** WHAT NEEDS TO BE DONE **
Scan the data that follows and count the lines with the string "seguridad"; answer with the count alone.

##### RECORDS PROVIDED

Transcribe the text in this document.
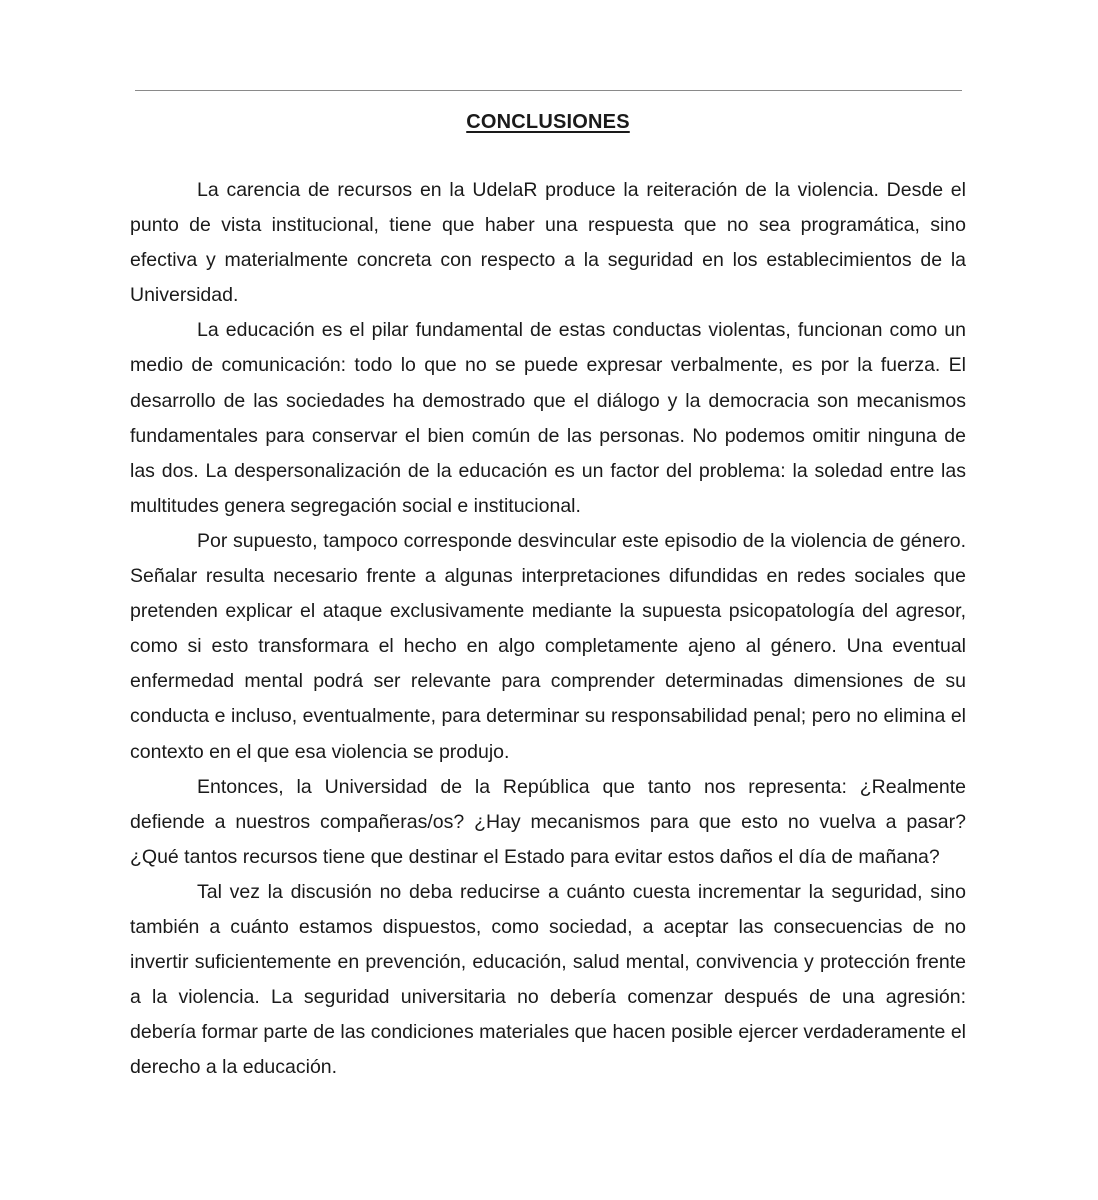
CONCLUSIONES

La carencia de recursos en la UdelaR produce la reiteración de la violencia. Desde el punto de vista institucional, tiene que haber una respuesta que no sea programática, sino efectiva y materialmente concreta con respecto a la seguridad en los establecimientos de la Universidad.

La educación es el pilar fundamental de estas conductas violentas, funcionan como un medio de comunicación: todo lo que no se puede expresar verbalmente, es por la fuerza. El desarrollo de las sociedades ha demostrado que el diálogo y la democracia son mecanismos fundamentales para conservar el bien común de las personas. No podemos omitir ninguna de las dos. La despersonalización de la educación es un factor del problema: la soledad entre las multitudes genera segregación social e institucional.

Por supuesto, tampoco corresponde desvincular este episodio de la violencia de género. Señalar resulta necesario frente a algunas interpretaciones difundidas en redes sociales que pretenden explicar el ataque exclusivamente mediante la supuesta psicopatología del agresor, como si esto transformara el hecho en algo completamente ajeno al género. Una eventual enfermedad mental podrá ser relevante para comprender determinadas dimensiones de su conducta e incluso, eventualmente, para determinar su responsabilidad penal; pero no elimina el contexto en el que esa violencia se produjo.

Entonces, la Universidad de la República que tanto nos representa: ¿Realmente defiende a nuestros compañeras/os? ¿Hay mecanismos para que esto no vuelva a pasar? ¿Qué tantos recursos tiene que destinar el Estado para evitar estos daños el día de mañana?

Tal vez la discusión no deba reducirse a cuánto cuesta incrementar la seguridad, sino también a cuánto estamos dispuestos, como sociedad, a aceptar las consecuencias de no invertir suficientemente en prevención, educación, salud mental, convivencia y protección frente a la violencia. La seguridad universitaria no debería comenzar después de una agresión: debería formar parte de las condiciones materiales que hacen posible ejercer verdaderamente el derecho a la educación.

##########

** FULL ANSWER **
2